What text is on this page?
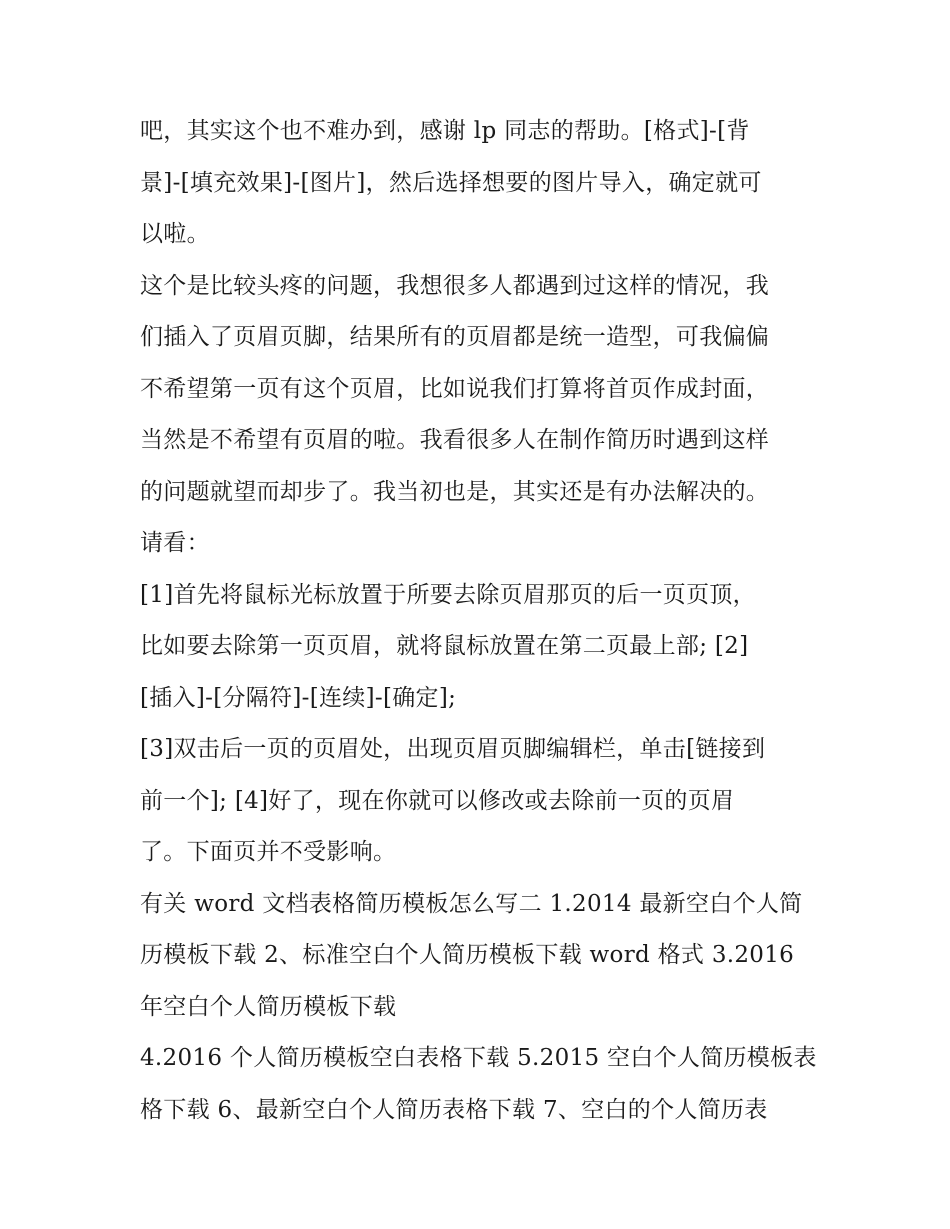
吧，其实这个也不难办到，感谢 lp 同志的帮助。[格式]-[背
景]-[填充效果]-[图片]，然后选择想要的图片导入，确定就可
以啦。

这个是比较头疼的问题，我想很多人都遇到过这样的情况，我
们插入了页眉页脚，结果所有的页眉都是统一造型，可我偏偏
不希望第一页有这个页眉，比如说我们打算将首页作成封面，
当然是不希望有页眉的啦。我看很多人在制作简历时遇到这样
的问题就望而却步了。我当初也是，其实还是有办法解决的。
请看：

[1]首先将鼠标光标放置于所要去除页眉那页的后一页页顶，
比如要去除第一页页眉，就将鼠标放置在第二页最上部; [2]
[插入]-[分隔符]-[连续]-[确定];

[3]双击后一页的页眉处，出现页眉页脚编辑栏，单击[链接到
前一个]; [4]好了，现在你就可以修改或去除前一页的页眉
了。下面页并不受影响。

有关 word 文档表格简历模板怎么写二 1.2014 最新空白个人简
历模板下载 2、标准空白个人简历模板下载 word 格式 3.2016
年空白个人简历模板下载

4.2016 个人简历模板空白表格下载 5.2015 空白个人简历模板表
格下载 6、最新空白个人简历表格下载 7、空白的个人简历表
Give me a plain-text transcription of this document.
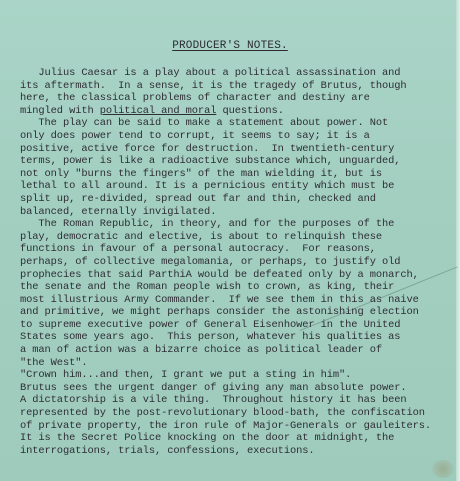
PRODUCER'S NOTES.
Julius Caesar is a play about a political assassination and
its aftermath.  In a sense, it is the tragedy of Brutus, though
here, the classical problems of character and destiny are
mingled with political and moral questions.
The play can be said to make a statement about power. Not
only does power tend to corrupt, it seems to say; it is a
positive, active force for destruction.  In twentieth-century
terms, power is like a radioactive substance which, unguarded,
not only "burns the fingers" of the man wielding it, but is
lethal to all around. It is a pernicious entity which must be
split up, re-divided, spread out far and thin, checked and
balanced, eternally invigilated.
The Roman Republic, in theory, and for the purposes of the
play, democratic and elective, is about to relinquish these
functions in favour of a personal autocracy.  For reasons,
perhaps, of collective megalomania, or perhaps, to justify old
prophecies that said ParthiA would be defeated only by a monarch,
the senate and the Roman people wish to crown, as king, their
most illustrious Army Commander.  If we see them in this as naive
and primitive, we might perhaps consider the astonishing election
to supreme executive power of General Eisenhower in the United
States some years ago.  This person, whatever his qualities as
a man of action was a bizarre choice as political leader of
"the West".
"Crown him...and then, I grant we put a sting in him".
Brutus sees the urgent danger of giving any man absolute power.
A dictatorship is a vile thing.  Throughout history it has been
represented by the post-revolutionary blood-bath, the confiscation
of private property, the iron rule of Major-Generals or gauleiters.
It is the Secret Police knocking on the door at midnight, the
interrogations, trials, confessions, executions.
++++++++++++++++++++
Can you repeat every record above exactly, apart from the pictures?

What text is on this page?
吧，其实这个也不难办到，感谢 lp 同志的帮助。[格式]-[背
景]-[填充效果]-[图片]，然后选择想要的图片导入，确定就可
以啦。

这个是比较头疼的问题，我想很多人都遇到过这样的情况，我
们插入了页眉页脚，结果所有的页眉都是统一造型，可我偏偏
不希望第一页有这个页眉，比如说我们打算将首页作成封面，
当然是不希望有页眉的啦。我看很多人在制作简历时遇到这样
的问题就望而却步了。我当初也是，其实还是有办法解决的。
请看：

[1]首先将鼠标光标放置于所要去除页眉那页的后一页页顶，
比如要去除第一页页眉，就将鼠标放置在第二页最上部; [2]
[插入]-[分隔符]-[连续]-[确定];

[3]双击后一页的页眉处，出现页眉页脚编辑栏，单击[链接到
前一个]; [4]好了，现在你就可以修改或去除前一页的页眉
了。下面页并不受影响。

有关 word 文档表格简历模板怎么写二 1.2014 最新空白个人简
历模板下载 2、标准空白个人简历模板下载 word 格式 3.2016
年空白个人简历模板下载

4.2016 个人简历模板空白表格下载 5.2015 空白个人简历模板表
格下载 6、最新空白个人简历表格下载 7、空白的个人简历表
Give me a plain-text transcription of this document.
PRODUCER'S NOTES.
Julius Caesar is a play about a political assassination and
its aftermath.  In a sense, it is the tragedy of Brutus, though
here, the classical problems of character and destiny are
mingled with political and moral questions.
The play can be said to make a statement about power. Not
only does power tend to corrupt, it seems to say; it is a
positive, active force for destruction.  In twentieth-century
terms, power is like a radioactive substance which, unguarded,
not only "burns the fingers" of the man wielding it, but is
lethal to all around. It is a pernicious entity which must be
split up, re-divided, spread out far and thin, checked and
balanced, eternally invigilated.
The Roman Republic, in theory, and for the purposes of the
play, democratic and elective, is about to relinquish these
functions in favour of a personal autocracy.  For reasons,
perhaps, of collective megalomania, or perhaps, to justify old
prophecies that said ParthiA would be defeated only by a monarch,
the senate and the Roman people wish to crown, as king, their
most illustrious Army Commander.  If we see them in this as naive
and primitive, we might perhaps consider the astonishing election
to supreme executive power of General Eisenhower in the United
States some years ago.  This person, whatever his qualities as
a man of action was a bizarre choice as political leader of
"the West".
"Crown him...and then, I grant we put a sting in him".
Brutus sees the urgent danger of giving any man absolute power.
A dictatorship is a vile thing.  Throughout history it has been
represented by the post-revolutionary blood-bath, the confiscation
of private property, the iron rule of Major-Generals or gauleiters.
It is the Secret Police knocking on the door at midnight, the
interrogations, trials, confessions, executions.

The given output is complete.